**To be done**
Output all entries verbatim. Skip pictures.

Dataset items
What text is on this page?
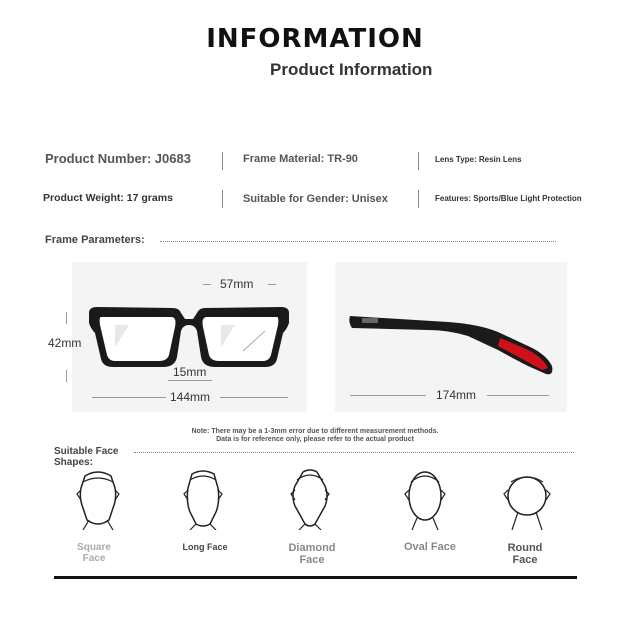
INFORMATION
Product Information
Product Number: J0683	Frame Material: TR-90	Lens Type: Resin Lens
Product Weight: 17 grams	Suitable for Gender: Unisex	Features: Sports/Blue Light Protection
Frame Parameters:
57mm
42mm
15mm
144mm	174mm
Note: There may be a 1-3mm error due to different measurement methods.
Data is for reference only, please refer to the actual product
Suitable Face
Shapes:
Square
Face
Long Face	Diamond
Face
Oval Face	Round
Face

**The solution**
What text is on this page?
INFORMATION
Product Information
Product Number: J0683	Frame Material: TR-90	Lens Type: Resin Lens
Product Weight: 17 grams	Suitable for Gender: Unisex	Features: Sports/Blue Light Protection
Frame Parameters:
57mm
42mm
15mm
144mm	174mm
Note: There may be a 1-3mm error due to different measurement methods.
Data is for reference only, please refer to the actual product
Suitable Face
Shapes:
Square
Face
Long Face	Diamond
Face
Oval Face	Round
Face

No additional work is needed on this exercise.